→ **Input**:
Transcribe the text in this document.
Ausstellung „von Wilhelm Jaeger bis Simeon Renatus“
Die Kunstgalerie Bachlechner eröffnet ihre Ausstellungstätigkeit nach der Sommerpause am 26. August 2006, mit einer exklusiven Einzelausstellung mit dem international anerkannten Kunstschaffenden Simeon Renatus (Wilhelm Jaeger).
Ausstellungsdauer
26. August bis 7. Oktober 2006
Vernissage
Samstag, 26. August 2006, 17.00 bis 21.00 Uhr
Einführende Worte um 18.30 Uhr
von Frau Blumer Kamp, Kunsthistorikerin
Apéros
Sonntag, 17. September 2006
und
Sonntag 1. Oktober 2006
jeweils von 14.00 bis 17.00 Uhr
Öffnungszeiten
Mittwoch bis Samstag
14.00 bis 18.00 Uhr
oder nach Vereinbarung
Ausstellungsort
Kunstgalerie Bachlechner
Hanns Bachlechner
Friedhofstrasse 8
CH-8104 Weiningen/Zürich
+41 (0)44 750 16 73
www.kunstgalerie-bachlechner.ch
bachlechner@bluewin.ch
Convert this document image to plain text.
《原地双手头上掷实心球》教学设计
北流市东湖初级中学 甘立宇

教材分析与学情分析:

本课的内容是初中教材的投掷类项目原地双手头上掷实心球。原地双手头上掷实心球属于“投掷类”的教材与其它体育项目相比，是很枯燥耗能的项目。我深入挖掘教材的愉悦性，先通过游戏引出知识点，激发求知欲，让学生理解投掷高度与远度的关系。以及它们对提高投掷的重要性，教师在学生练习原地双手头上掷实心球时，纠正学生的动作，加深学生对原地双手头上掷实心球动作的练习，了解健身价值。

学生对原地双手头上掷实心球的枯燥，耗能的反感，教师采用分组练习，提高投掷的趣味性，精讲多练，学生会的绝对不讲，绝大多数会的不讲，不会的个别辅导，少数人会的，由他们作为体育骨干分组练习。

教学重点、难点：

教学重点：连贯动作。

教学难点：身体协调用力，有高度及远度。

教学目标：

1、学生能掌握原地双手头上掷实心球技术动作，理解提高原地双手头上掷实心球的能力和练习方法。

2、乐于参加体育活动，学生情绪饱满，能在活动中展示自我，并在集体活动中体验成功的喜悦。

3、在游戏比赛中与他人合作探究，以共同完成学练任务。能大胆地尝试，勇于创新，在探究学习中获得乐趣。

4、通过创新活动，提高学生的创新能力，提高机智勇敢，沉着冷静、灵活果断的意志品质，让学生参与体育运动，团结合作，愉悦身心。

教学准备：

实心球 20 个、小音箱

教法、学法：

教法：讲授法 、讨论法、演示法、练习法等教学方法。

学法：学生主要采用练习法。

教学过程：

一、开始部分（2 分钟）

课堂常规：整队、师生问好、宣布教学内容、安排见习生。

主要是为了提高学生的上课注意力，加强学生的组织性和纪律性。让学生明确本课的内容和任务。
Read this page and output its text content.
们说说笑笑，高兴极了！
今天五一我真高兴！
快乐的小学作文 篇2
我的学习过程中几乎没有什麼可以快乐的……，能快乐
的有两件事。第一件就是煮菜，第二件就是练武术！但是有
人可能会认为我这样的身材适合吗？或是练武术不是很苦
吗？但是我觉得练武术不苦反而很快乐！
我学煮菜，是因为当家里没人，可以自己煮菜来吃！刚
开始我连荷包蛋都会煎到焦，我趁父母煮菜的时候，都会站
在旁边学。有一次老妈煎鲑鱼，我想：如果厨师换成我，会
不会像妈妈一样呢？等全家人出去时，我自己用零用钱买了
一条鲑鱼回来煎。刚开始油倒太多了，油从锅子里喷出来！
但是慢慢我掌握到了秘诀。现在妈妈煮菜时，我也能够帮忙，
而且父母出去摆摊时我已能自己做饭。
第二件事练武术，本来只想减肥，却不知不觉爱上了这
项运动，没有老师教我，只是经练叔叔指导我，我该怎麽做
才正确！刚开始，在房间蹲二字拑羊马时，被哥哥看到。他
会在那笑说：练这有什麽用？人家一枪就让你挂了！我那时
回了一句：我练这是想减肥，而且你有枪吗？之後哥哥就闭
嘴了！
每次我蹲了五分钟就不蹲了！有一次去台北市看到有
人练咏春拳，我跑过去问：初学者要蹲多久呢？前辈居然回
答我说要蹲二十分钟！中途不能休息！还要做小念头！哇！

→ **Objective**: Extract all of the data shown above and repeat it verbatim.

→ **Full output**:
Transcribe the text in this document.
Ausstellung „von Wilhelm Jaeger bis Simeon Renatus“
Die Kunstgalerie Bachlechner eröffnet ihre Ausstellungstätigkeit nach der Sommerpause am 26. August 2006, mit einer exklusiven Einzelausstellung mit dem international anerkannten Kunstschaffenden Simeon Renatus (Wilhelm Jaeger).
Ausstellungsdauer
26. August bis 7. Oktober 2006
Vernissage
Samstag, 26. August 2006, 17.00 bis 21.00 Uhr
Einführende Worte um 18.30 Uhr
von Frau Blumer Kamp, Kunsthistorikerin
Apéros
Sonntag, 17. September 2006
und
Sonntag 1. Oktober 2006
jeweils von 14.00 bis 17.00 Uhr
Öffnungszeiten
Mittwoch bis Samstag
14.00 bis 18.00 Uhr
oder nach Vereinbarung
Ausstellungsort
Kunstgalerie Bachlechner
Hanns Bachlechner
Friedhofstrasse 8
CH-8104 Weiningen/Zürich
+41 (0)44 750 16 73
www.kunstgalerie-bachlechner.ch
bachlechner@bluewin.ch
Convert this document image to plain text.
《原地双手头上掷实心球》教学设计
北流市东湖初级中学 甘立宇

教材分析与学情分析:

本课的内容是初中教材的投掷类项目原地双手头上掷实心球。原地双手头上掷实心球属于“投掷类”的教材与其它体育项目相比，是很枯燥耗能的项目。我深入挖掘教材的愉悦性，先通过游戏引出知识点，激发求知欲，让学生理解投掷高度与远度的关系。以及它们对提高投掷的重要性，教师在学生练习原地双手头上掷实心球时，纠正学生的动作，加深学生对原地双手头上掷实心球动作的练习，了解健身价值。

学生对原地双手头上掷实心球的枯燥，耗能的反感，教师采用分组练习，提高投掷的趣味性，精讲多练，学生会的绝对不讲，绝大多数会的不讲，不会的个别辅导，少数人会的，由他们作为体育骨干分组练习。

教学重点、难点：

教学重点：连贯动作。

教学难点：身体协调用力，有高度及远度。

教学目标：

1、学生能掌握原地双手头上掷实心球技术动作，理解提高原地双手头上掷实心球的能力和练习方法。

2、乐于参加体育活动，学生情绪饱满，能在活动中展示自我，并在集体活动中体验成功的喜悦。

3、在游戏比赛中与他人合作探究，以共同完成学练任务。能大胆地尝试，勇于创新，在探究学习中获得乐趣。

4、通过创新活动，提高学生的创新能力，提高机智勇敢，沉着冷静、灵活果断的意志品质，让学生参与体育运动，团结合作，愉悦身心。

教学准备：

实心球 20 个、小音箱

教法、学法：

教法：讲授法 、讨论法、演示法、练习法等教学方法。

学法：学生主要采用练习法。

教学过程：

一、开始部分（2 分钟）

课堂常规：整队、师生问好、宣布教学内容、安排见习生。

主要是为了提高学生的上课注意力，加强学生的组织性和纪律性。让学生明确本课的内容和任务。
Read this page and output its text content.
们说说笑笑，高兴极了！
今天五一我真高兴！
快乐的小学作文 篇2
我的学习过程中几乎没有什麼可以快乐的……，能快乐
的有两件事。第一件就是煮菜，第二件就是练武术！但是有
人可能会认为我这样的身材适合吗？或是练武术不是很苦
吗？但是我觉得练武术不苦反而很快乐！
我学煮菜，是因为当家里没人，可以自己煮菜来吃！刚
开始我连荷包蛋都会煎到焦，我趁父母煮菜的时候，都会站
在旁边学。有一次老妈煎鲑鱼，我想：如果厨师换成我，会
不会像妈妈一样呢？等全家人出去时，我自己用零用钱买了
一条鲑鱼回来煎。刚开始油倒太多了，油从锅子里喷出来！
但是慢慢我掌握到了秘诀。现在妈妈煮菜时，我也能够帮忙，
而且父母出去摆摊时我已能自己做饭。
第二件事练武术，本来只想减肥，却不知不觉爱上了这
项运动，没有老师教我，只是经练叔叔指导我，我该怎麽做
才正确！刚开始，在房间蹲二字拑羊马时，被哥哥看到。他
会在那笑说：练这有什麽用？人家一枪就让你挂了！我那时
回了一句：我练这是想减肥，而且你有枪吗？之後哥哥就闭
嘴了！
每次我蹲了五分钟就不蹲了！有一次去台北市看到有
人练咏春拳，我跑过去问：初学者要蹲多久呢？前辈居然回
答我说要蹲二十分钟！中途不能休息！还要做小念头！哇！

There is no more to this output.